■ Stated problem:
Below is a set of records; restate each one word for word.

--- START ---

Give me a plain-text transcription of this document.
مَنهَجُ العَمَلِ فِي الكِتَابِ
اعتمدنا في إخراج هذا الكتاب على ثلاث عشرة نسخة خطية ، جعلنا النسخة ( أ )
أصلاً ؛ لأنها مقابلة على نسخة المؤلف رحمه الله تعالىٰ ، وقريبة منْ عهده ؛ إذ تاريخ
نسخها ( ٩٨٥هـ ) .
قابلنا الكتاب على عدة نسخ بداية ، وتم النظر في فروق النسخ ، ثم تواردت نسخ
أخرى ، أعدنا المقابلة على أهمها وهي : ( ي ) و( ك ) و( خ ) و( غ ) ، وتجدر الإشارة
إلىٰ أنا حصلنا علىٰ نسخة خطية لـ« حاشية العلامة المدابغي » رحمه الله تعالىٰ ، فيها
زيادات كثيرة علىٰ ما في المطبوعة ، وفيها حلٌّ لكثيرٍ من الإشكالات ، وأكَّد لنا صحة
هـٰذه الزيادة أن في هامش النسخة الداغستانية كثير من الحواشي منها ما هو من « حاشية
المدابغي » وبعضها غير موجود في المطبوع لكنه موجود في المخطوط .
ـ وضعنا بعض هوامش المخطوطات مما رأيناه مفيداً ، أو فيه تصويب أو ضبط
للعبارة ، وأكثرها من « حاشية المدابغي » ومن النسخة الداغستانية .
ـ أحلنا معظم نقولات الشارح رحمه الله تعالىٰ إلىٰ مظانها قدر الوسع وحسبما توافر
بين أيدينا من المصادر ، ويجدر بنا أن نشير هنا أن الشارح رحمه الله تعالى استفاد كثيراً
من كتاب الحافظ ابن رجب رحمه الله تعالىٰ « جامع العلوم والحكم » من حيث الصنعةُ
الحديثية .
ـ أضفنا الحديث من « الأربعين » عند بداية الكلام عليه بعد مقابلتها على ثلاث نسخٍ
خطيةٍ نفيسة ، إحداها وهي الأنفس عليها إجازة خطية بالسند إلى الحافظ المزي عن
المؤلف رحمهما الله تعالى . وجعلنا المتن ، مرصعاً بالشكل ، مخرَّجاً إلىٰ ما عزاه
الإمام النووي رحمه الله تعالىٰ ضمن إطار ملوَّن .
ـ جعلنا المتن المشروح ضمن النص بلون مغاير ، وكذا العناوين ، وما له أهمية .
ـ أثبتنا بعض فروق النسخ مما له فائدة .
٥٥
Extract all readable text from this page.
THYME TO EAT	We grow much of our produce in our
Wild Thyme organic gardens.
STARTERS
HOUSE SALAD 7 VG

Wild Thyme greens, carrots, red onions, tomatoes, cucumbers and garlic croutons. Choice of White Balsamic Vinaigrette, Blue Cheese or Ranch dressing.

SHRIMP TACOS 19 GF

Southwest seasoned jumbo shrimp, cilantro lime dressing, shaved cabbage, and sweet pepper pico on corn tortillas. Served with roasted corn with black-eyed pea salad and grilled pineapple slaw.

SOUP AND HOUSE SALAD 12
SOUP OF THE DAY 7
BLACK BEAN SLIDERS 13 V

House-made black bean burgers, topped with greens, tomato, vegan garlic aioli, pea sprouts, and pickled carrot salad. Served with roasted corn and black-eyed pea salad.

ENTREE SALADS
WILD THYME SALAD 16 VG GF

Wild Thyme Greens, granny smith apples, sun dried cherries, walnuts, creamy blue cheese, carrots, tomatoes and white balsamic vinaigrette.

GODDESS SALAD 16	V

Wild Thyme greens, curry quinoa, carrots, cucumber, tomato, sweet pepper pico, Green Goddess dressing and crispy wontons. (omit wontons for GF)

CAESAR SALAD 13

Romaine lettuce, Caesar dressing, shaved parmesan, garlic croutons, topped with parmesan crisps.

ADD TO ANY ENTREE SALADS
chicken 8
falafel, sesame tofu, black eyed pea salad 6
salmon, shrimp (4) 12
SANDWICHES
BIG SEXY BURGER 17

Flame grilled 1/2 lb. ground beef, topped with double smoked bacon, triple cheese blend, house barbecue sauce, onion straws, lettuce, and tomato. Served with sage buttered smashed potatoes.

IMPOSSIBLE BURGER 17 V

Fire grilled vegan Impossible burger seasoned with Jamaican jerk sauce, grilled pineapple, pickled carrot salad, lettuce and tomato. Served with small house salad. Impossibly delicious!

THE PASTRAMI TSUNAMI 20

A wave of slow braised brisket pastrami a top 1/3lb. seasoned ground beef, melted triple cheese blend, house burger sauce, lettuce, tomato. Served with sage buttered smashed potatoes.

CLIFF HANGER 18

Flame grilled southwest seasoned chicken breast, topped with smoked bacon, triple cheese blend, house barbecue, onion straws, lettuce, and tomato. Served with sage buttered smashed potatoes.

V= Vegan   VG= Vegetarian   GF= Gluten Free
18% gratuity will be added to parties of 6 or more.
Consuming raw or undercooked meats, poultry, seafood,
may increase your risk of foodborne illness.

--- END ---

■ Result:
Give me a plain-text transcription of this document.
مَنهَجُ العَمَلِ فِي الكِتَابِ
اعتمدنا في إخراج هذا الكتاب على ثلاث عشرة نسخة خطية ، جعلنا النسخة ( أ )
أصلاً ؛ لأنها مقابلة على نسخة المؤلف رحمه الله تعالىٰ ، وقريبة منْ عهده ؛ إذ تاريخ
نسخها ( ٩٨٥هـ ) .
قابلنا الكتاب على عدة نسخ بداية ، وتم النظر في فروق النسخ ، ثم تواردت نسخ
أخرى ، أعدنا المقابلة على أهمها وهي : ( ي ) و( ك ) و( خ ) و( غ ) ، وتجدر الإشارة
إلىٰ أنا حصلنا علىٰ نسخة خطية لـ« حاشية العلامة المدابغي » رحمه الله تعالىٰ ، فيها
زيادات كثيرة علىٰ ما في المطبوعة ، وفيها حلٌّ لكثيرٍ من الإشكالات ، وأكَّد لنا صحة
هـٰذه الزيادة أن في هامش النسخة الداغستانية كثير من الحواشي منها ما هو من « حاشية
المدابغي » وبعضها غير موجود في المطبوع لكنه موجود في المخطوط .
ـ وضعنا بعض هوامش المخطوطات مما رأيناه مفيداً ، أو فيه تصويب أو ضبط
للعبارة ، وأكثرها من « حاشية المدابغي » ومن النسخة الداغستانية .
ـ أحلنا معظم نقولات الشارح رحمه الله تعالىٰ إلىٰ مظانها قدر الوسع وحسبما توافر
بين أيدينا من المصادر ، ويجدر بنا أن نشير هنا أن الشارح رحمه الله تعالى استفاد كثيراً
من كتاب الحافظ ابن رجب رحمه الله تعالىٰ « جامع العلوم والحكم » من حيث الصنعةُ
الحديثية .
ـ أضفنا الحديث من « الأربعين » عند بداية الكلام عليه بعد مقابلتها على ثلاث نسخٍ
خطيةٍ نفيسة ، إحداها وهي الأنفس عليها إجازة خطية بالسند إلى الحافظ المزي عن
المؤلف رحمهما الله تعالى . وجعلنا المتن ، مرصعاً بالشكل ، مخرَّجاً إلىٰ ما عزاه
الإمام النووي رحمه الله تعالىٰ ضمن إطار ملوَّن .
ـ جعلنا المتن المشروح ضمن النص بلون مغاير ، وكذا العناوين ، وما له أهمية .
ـ أثبتنا بعض فروق النسخ مما له فائدة .
٥٥
Extract all readable text from this page.
THYME TO EAT	We grow much of our produce in our
Wild Thyme organic gardens.
STARTERS
HOUSE SALAD 7 VG

Wild Thyme greens, carrots, red onions, tomatoes, cucumbers and garlic croutons. Choice of White Balsamic Vinaigrette, Blue Cheese or Ranch dressing.

SHRIMP TACOS 19 GF

Southwest seasoned jumbo shrimp, cilantro lime dressing, shaved cabbage, and sweet pepper pico on corn tortillas. Served with roasted corn with black-eyed pea salad and grilled pineapple slaw.

SOUP AND HOUSE SALAD 12
SOUP OF THE DAY 7
BLACK BEAN SLIDERS 13 V

House-made black bean burgers, topped with greens, tomato, vegan garlic aioli, pea sprouts, and pickled carrot salad. Served with roasted corn and black-eyed pea salad.

ENTREE SALADS
WILD THYME SALAD 16 VG GF

Wild Thyme Greens, granny smith apples, sun dried cherries, walnuts, creamy blue cheese, carrots, tomatoes and white balsamic vinaigrette.

GODDESS SALAD 16	V

Wild Thyme greens, curry quinoa, carrots, cucumber, tomato, sweet pepper pico, Green Goddess dressing and crispy wontons. (omit wontons for GF)

CAESAR SALAD 13

Romaine lettuce, Caesar dressing, shaved parmesan, garlic croutons, topped with parmesan crisps.

ADD TO ANY ENTREE SALADS
chicken 8
falafel, sesame tofu, black eyed pea salad 6
salmon, shrimp (4) 12
SANDWICHES
BIG SEXY BURGER 17

Flame grilled 1/2 lb. ground beef, topped with double smoked bacon, triple cheese blend, house barbecue sauce, onion straws, lettuce, and tomato. Served with sage buttered smashed potatoes.

IMPOSSIBLE BURGER 17 V

Fire grilled vegan Impossible burger seasoned with Jamaican jerk sauce, grilled pineapple, pickled carrot salad, lettuce and tomato. Served with small house salad. Impossibly delicious!

THE PASTRAMI TSUNAMI 20

A wave of slow braised brisket pastrami a top 1/3lb. seasoned ground beef, melted triple cheese blend, house burger sauce, lettuce, tomato. Served with sage buttered smashed potatoes.

CLIFF HANGER 18

Flame grilled southwest seasoned chicken breast, topped with smoked bacon, triple cheese blend, house barbecue, onion straws, lettuce, and tomato. Served with sage buttered smashed potatoes.

V= Vegan   VG= Vegetarian   GF= Gluten Free
18% gratuity will be added to parties of 6 or more.
Consuming raw or undercooked meats, poultry, seafood,
may increase your risk of foodborne illness.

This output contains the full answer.